◆ **WRITTEN PROBLEM**: Which lines contain the word "phone"? Return each of them as written.

◆ **DATA FOR THIS TASK**:
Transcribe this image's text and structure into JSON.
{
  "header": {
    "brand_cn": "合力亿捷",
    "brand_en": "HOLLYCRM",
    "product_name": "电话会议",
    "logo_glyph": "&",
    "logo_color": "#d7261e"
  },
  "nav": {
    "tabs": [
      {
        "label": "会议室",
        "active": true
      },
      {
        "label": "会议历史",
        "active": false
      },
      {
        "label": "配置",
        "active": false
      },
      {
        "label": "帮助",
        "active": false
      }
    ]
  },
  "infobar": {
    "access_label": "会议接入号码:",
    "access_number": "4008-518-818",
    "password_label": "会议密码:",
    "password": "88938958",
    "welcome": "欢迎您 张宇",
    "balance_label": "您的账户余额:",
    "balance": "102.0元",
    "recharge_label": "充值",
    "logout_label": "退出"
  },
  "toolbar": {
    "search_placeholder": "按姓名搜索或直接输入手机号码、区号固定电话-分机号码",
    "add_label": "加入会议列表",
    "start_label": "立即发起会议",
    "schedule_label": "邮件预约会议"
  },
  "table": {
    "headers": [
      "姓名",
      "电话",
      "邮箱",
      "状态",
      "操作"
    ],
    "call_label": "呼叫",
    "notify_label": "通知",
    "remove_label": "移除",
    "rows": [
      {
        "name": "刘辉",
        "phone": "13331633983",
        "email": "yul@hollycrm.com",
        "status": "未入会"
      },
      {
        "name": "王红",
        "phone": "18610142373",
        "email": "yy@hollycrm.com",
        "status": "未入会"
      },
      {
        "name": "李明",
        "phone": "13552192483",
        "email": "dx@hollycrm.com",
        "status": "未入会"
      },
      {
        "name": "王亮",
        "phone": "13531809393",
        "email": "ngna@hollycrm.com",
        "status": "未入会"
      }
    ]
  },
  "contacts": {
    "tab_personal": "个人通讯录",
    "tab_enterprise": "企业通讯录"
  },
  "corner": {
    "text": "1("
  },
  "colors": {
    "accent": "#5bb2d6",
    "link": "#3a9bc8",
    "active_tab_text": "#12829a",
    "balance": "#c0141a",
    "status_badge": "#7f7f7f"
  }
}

◆ **TASK RESULT**:
        "phone": "13331633983",
        "phone": "18610142373",
        "phone": "13552192483",
        "phone": "13531809393",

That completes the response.